What A New York Times Reporter Came Away With After Spending Five Hours Interviewing Francesca Gino

After interviewing embattled Harvard Business School Professor Francesca Gino, a New York Times reporter came away from the experience thinking that her arguments that she did not commit research fraud seems “plausible.”

In a lengthy article entitled The Harvard Professor And The Bloggers, writer Noam Scheiber was able to gain the first interview the professor has granted since she was placed in June on an unpaid administrative leave by Harvard Business School Dean Srikant Datar who has also started the process of trying to strip the professor of tenure (see The Rise & Fall Of A Harvard Business School Super Star).

“During more than five hours of conversation with Dr. Gino, she was proud of her accomplishments, at times defiant toward her accusers and occasionally empathetic to those who, she said, mistakenly believed the evidence of fraud,” writes Scheiber. “I would ask a question; she would provide a plausible answer. Often the replies were detailed and specific: She recalled dates and dialogue and the names of obscure colleagues. She did not present as a fraud. But, then, what would a fraud sound like anyway?”

Directions
A. According to the article about the reporter's interview with Francesca Gino, who placed her on unpaid administrative leave?
B. Keep going with the article about the reporter's interview with Francesca Gino from the point where it stops.

Extracted records
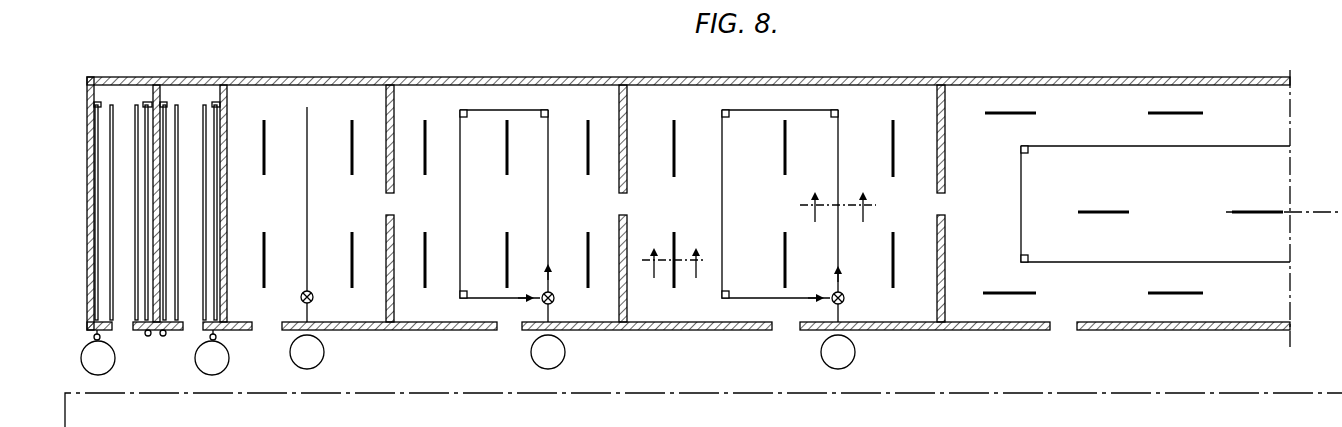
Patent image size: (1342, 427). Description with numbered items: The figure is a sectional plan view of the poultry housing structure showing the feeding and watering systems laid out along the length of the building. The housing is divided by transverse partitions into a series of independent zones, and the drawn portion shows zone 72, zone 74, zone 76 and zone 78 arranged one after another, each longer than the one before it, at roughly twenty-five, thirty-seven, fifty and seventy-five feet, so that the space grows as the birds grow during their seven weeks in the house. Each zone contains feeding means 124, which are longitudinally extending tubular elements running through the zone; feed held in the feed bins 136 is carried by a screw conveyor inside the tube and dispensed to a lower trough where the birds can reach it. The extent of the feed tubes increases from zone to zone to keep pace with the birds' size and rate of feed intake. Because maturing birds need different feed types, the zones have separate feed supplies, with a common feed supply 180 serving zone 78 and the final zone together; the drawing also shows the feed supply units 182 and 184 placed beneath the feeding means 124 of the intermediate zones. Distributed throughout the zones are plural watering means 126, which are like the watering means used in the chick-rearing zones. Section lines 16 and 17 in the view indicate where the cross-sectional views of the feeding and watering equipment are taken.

The zone 72 is at (359, 220).
The zone 74 is at (519, 220).
The zone 76 is at (771, 220).
The zone 78 is at (988, 220).
The feeding means 124 is at (306, 212).
The watering means 126 is at (264, 126).
The feed bin 136 is at (84, 350).
The common feed supply 180 is at (320, 347).
The pump 182 is at (562, 350).
The pump 184 is at (821, 355).
The section line 16- 16 is at (672, 249).
The section line 17- 17 is at (840, 196).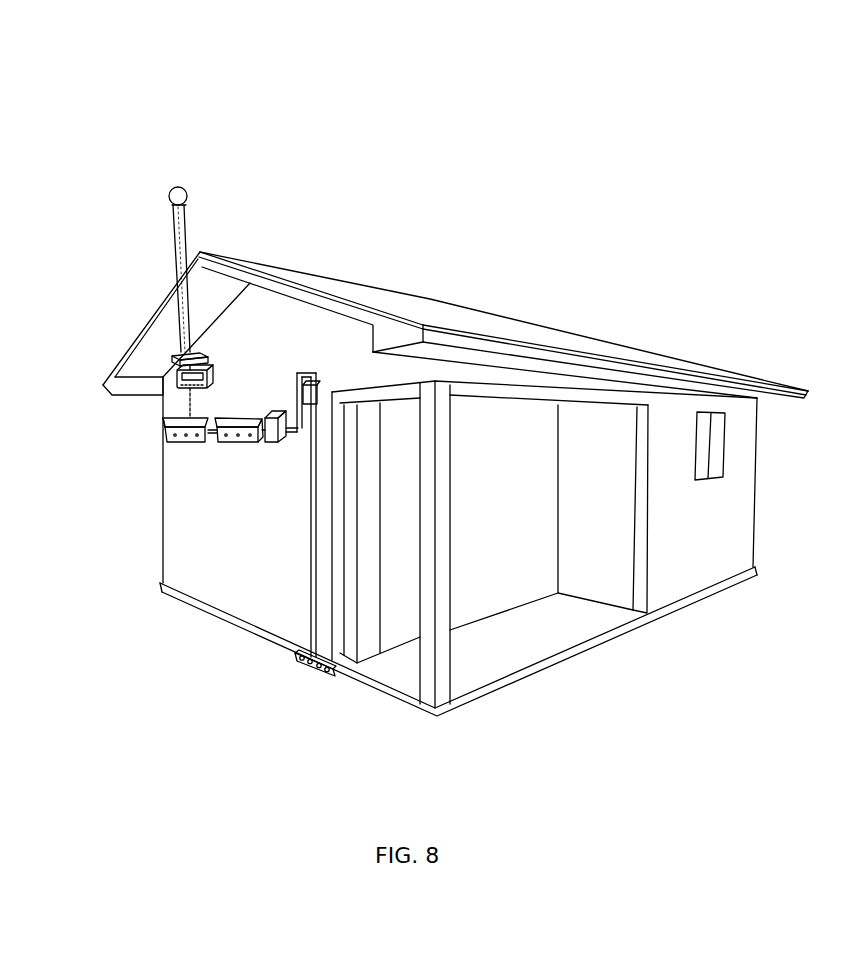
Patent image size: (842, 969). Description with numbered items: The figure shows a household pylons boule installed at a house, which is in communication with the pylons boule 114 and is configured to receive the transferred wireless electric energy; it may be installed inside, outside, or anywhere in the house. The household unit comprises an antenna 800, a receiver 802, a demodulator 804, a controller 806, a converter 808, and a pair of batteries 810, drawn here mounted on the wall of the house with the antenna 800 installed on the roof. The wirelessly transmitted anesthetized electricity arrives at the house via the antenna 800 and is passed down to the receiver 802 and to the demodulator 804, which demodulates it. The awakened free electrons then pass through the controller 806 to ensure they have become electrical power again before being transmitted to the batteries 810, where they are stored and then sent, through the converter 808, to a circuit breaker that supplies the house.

The pylons boule 114 is at (213, 130).
The antenna 800 is at (178, 241).
The receiver 802 is at (212, 369).
The demodulator 804 is at (177, 443).
The controller 806 is at (233, 445).
The converter 808 is at (282, 440).
The pair of batteries 810 is at (331, 676).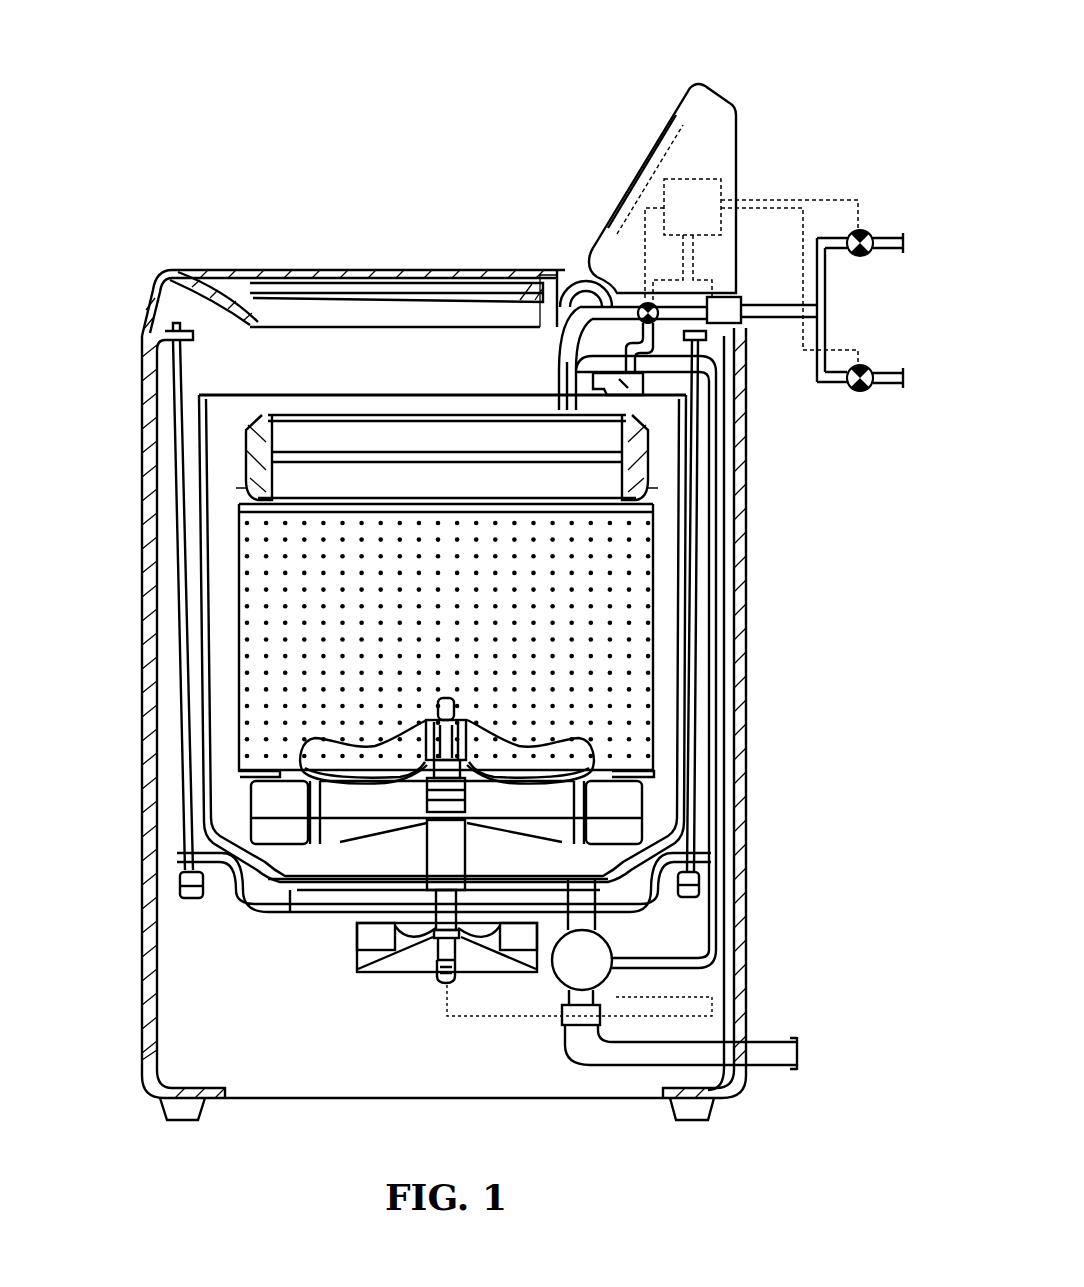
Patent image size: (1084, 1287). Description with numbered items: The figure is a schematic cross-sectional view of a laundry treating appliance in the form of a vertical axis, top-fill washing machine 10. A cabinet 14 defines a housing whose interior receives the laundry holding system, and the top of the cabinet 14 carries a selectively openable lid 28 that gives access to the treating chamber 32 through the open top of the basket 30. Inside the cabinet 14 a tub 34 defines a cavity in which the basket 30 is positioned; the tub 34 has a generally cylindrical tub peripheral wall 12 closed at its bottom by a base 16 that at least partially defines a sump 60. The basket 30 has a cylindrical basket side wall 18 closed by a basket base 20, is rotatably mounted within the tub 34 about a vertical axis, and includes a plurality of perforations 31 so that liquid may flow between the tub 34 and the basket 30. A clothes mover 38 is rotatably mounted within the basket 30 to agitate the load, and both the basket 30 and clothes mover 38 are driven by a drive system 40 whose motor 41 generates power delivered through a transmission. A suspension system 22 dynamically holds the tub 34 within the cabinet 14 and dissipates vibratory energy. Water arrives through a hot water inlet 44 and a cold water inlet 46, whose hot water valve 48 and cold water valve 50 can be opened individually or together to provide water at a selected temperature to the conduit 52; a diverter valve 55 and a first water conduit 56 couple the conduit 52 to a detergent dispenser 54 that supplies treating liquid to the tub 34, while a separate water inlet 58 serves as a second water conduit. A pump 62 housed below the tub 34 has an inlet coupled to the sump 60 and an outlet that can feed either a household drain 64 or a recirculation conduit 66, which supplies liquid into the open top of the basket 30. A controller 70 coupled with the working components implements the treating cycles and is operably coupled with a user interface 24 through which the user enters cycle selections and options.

The washing machine 10 is at (132, 171).
The tub peripheral wall 12 is at (200, 462).
The cabinet 14 is at (126, 318).
The base 16 is at (300, 913).
The basket side wall 18 is at (447, 596).
The basket base 20 is at (345, 844).
The suspension system 22 is at (699, 903).
The user interface 24 is at (655, 120).
The lid 28 is at (357, 270).
The basket 30 is at (238, 607).
The perforations 31 is at (611, 590).
The treating chamber 32 is at (535, 640).
The tub 34 is at (186, 513).
The clothes mover 38 is at (521, 761).
The drive system 40 is at (425, 918).
The motor 41 is at (503, 963).
The hot water inlet 44 is at (890, 238).
The cold water inlet 46 is at (893, 387).
The hot water valve 48 is at (867, 256).
The cold water valve 50 is at (863, 392).
The conduit 52 is at (780, 305).
The detergent dispenser 54 is at (712, 400).
The diverter valve 55 is at (645, 304).
The first water conduit 56 is at (720, 355).
The water inlet 58 is at (556, 335).
The sump 60 is at (659, 865).
The pump 62 is at (575, 966).
The household drain 64 is at (760, 1052).
The recirculation conduit 66 is at (720, 690).
The controller 70 is at (700, 195).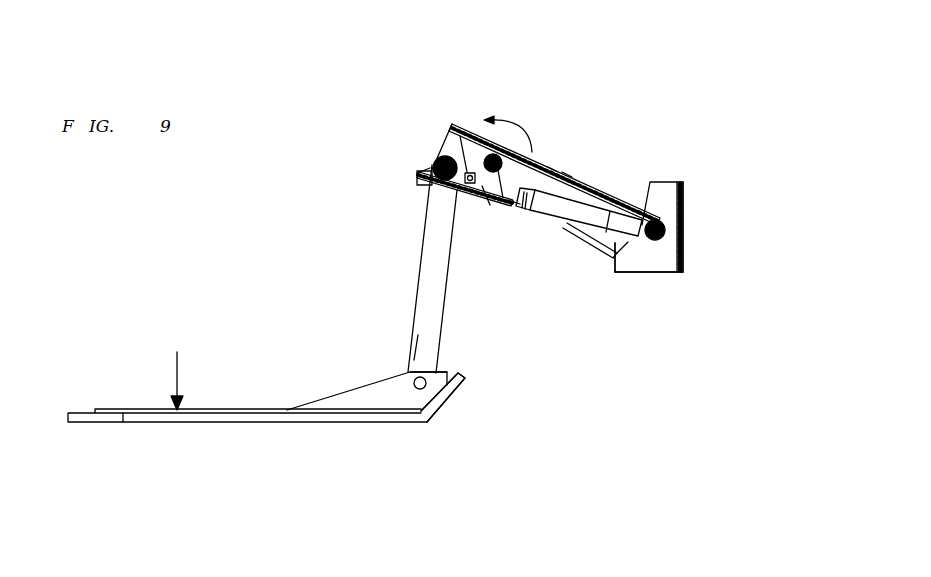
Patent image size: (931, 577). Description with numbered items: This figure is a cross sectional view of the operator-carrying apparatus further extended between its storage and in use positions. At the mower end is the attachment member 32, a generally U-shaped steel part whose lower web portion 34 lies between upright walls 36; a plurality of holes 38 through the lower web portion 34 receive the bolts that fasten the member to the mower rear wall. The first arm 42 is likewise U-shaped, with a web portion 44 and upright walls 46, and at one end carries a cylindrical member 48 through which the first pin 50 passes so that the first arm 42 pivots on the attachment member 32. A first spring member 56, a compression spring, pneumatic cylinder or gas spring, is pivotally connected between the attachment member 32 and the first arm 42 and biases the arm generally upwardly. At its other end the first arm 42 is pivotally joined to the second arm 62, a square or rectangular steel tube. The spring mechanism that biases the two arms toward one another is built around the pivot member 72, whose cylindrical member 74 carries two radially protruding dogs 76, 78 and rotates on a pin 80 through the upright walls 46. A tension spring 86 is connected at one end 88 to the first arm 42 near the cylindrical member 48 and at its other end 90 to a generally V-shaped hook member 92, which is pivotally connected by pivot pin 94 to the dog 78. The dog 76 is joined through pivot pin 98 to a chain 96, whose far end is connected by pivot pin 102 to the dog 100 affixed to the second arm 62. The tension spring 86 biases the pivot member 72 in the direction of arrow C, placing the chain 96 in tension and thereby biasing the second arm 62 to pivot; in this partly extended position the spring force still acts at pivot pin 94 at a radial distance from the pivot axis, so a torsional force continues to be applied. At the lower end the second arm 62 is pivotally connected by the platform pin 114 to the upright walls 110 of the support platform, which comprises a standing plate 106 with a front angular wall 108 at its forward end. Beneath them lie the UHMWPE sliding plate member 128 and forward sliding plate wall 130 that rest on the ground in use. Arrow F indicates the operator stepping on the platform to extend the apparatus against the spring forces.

The attachment member 32 is at (669, 175).
The lower web portion 34 is at (683, 252).
The upright walls 36 is at (660, 260).
The holes 38 is at (683, 202).
The first arm 42 is at (615, 193).
The web portion 44 is at (566, 173).
The upright walls 46 is at (526, 214).
The cylindrical member 48 is at (683, 182).
The first pin 50 is at (665, 228).
The first spring member 56 is at (604, 253).
The second arm 62 is at (440, 318).
The pivot member 72 is at (499, 141).
The cylindrical member 74 is at (552, 167).
The dog 76 is at (509, 209).
The dog 78 is at (464, 168).
The pin 80 is at (502, 160).
The tension spring 86 is at (566, 232).
The one end 88 is at (628, 242).
The other end 90 is at (501, 206).
The hook member 92 is at (457, 210).
The pivot pin 94 is at (452, 124).
The chain 96 is at (434, 192).
The pivot pin 98 is at (489, 208).
The dog 100 is at (433, 160).
The pivot pin 102 is at (417, 173).
The standing plate 106 is at (251, 410).
The front angular wall 108 is at (418, 335).
The upright walls 110 is at (357, 400).
The platform pin 114 is at (413, 367).
The sliding plate member 128 is at (217, 418).
The forward sliding plate wall 130 is at (437, 393).
The arrow F is at (176, 371).
The arrow C is at (508, 129).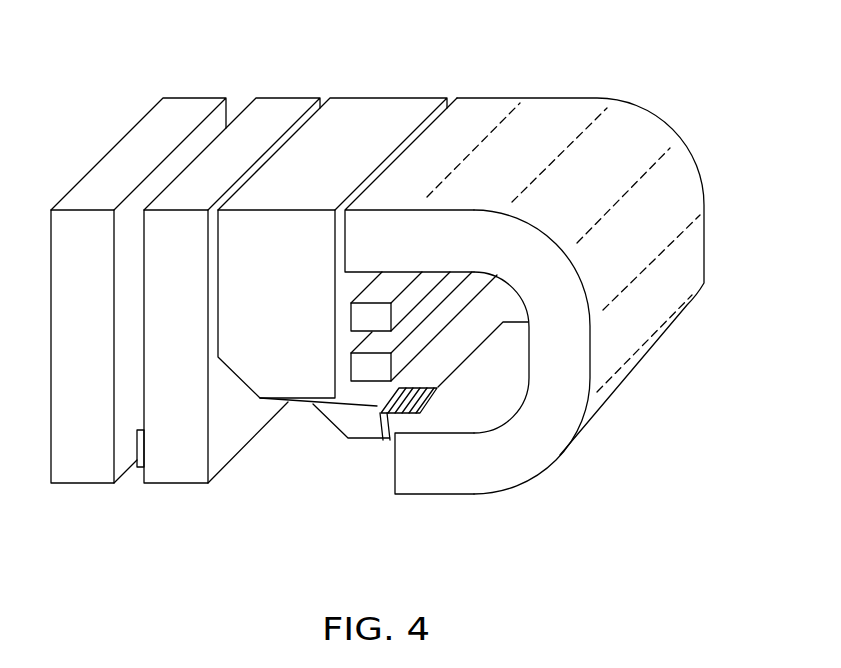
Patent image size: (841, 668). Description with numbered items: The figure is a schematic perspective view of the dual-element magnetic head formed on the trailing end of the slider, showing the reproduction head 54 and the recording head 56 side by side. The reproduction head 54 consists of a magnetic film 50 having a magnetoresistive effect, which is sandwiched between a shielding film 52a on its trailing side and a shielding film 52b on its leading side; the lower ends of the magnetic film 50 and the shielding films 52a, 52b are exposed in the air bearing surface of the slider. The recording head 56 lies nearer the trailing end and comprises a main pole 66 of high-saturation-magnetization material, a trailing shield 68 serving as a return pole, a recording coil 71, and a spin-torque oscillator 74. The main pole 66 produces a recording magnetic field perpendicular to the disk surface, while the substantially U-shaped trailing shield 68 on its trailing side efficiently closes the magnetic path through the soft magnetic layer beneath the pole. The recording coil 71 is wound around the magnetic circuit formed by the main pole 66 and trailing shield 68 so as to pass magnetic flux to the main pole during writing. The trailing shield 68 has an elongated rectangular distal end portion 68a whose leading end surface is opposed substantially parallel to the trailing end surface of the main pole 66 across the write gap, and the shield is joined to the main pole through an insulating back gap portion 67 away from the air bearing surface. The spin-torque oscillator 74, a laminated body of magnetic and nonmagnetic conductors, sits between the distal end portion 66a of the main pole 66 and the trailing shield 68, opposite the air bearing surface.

The magnetic film 50 is at (136, 445).
The shielding film 52a is at (173, 484).
The shielding film 52b is at (73, 484).
The reproduction head 54 is at (240, 93).
The recording head 56 is at (333, 452).
The main pole 66 is at (380, 104).
The distal end portion 66a is at (354, 439).
The back gap portion 67 is at (450, 105).
The trailing shield 68 is at (503, 105).
The distal end portion 68a is at (426, 495).
The recording coil 71 is at (435, 320).
The spin-torque oscillator 74 is at (426, 394).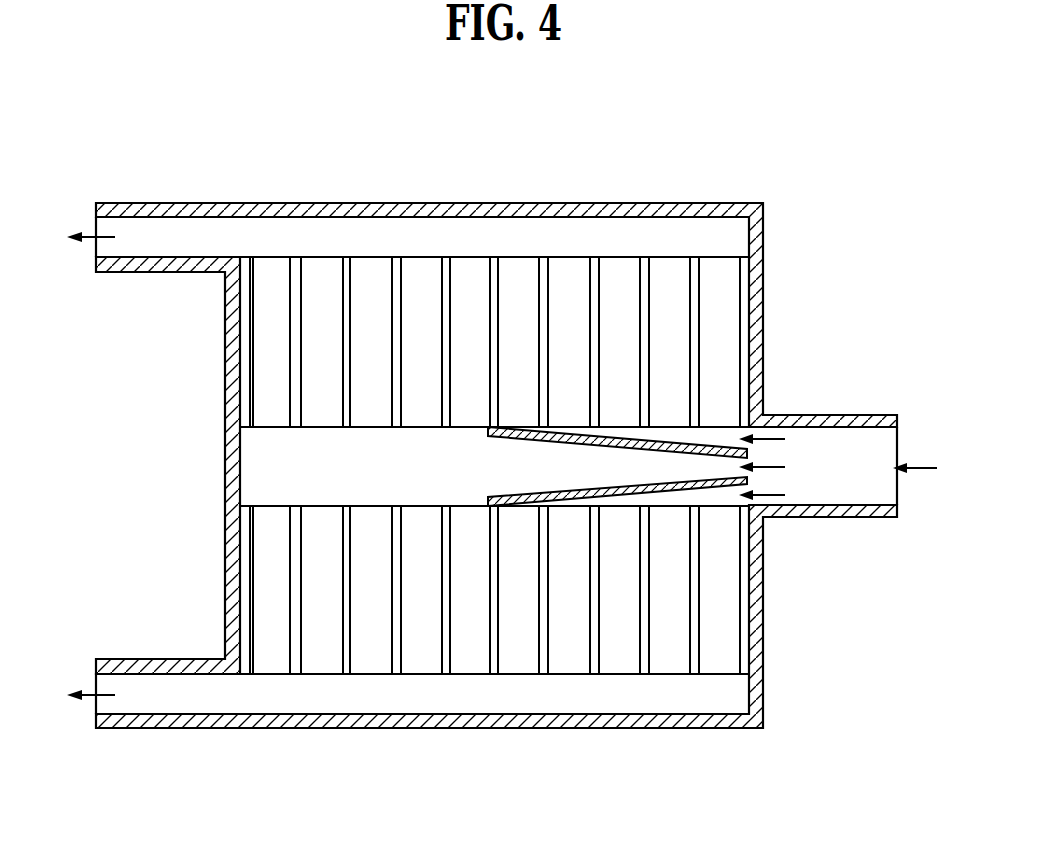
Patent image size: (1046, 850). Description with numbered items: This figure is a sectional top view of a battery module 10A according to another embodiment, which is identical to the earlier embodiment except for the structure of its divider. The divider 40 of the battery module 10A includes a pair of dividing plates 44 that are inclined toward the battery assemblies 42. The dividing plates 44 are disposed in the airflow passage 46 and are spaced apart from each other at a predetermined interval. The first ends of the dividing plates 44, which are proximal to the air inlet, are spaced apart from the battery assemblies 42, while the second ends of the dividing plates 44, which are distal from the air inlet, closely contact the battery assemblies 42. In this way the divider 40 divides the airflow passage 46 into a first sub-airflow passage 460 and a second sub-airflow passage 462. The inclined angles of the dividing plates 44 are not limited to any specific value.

Answers given
A. Harvard Business School Dean Srikant Datar

B.
THE NEW YORK TIMES COMES TO NO CONCLUSION ABOUT HER INNOCENCE OR GUILT

The Times found that several of her colleagues at Harvard Business School are supporting Gino. “Even in the midst of her professional disgrace,” writes Scheiber, “Dr. Gino finds herself with some sympathetic colleagues, who are outraged at their employer’s treatment of a tenured professor. Five of Dr. Gino’s tenured colleagues at the business school told me that they had concerns about the process used to investigate Dr. Gino. Some found it disturbing that the school appeared to have created a policy prompted specifically by her case, and some worried that the case set a precedent allowing other freelance critics to effectively initiate investigations.”

Among other things, the Times reveals that the day almost two years ago when Harvard Business School informed Gino that she was being investigated for data fraud also happened to be her husband’s 50th birthday. “An administrator instructed her to turn in any Harvard-issued computer equipment that she had by 5 p.m.,” according to the Times. “She canceled the birthday celebration she had planned and walked the machines to campus, where a University Police officer oversaw the transfer.’We ended up both going,’ Dr. Gino recalled. ‘I couldn’t go on my own because I felt like, I don’t know, the earth was opening up under my feet for reasons that I couldn’t understand.’”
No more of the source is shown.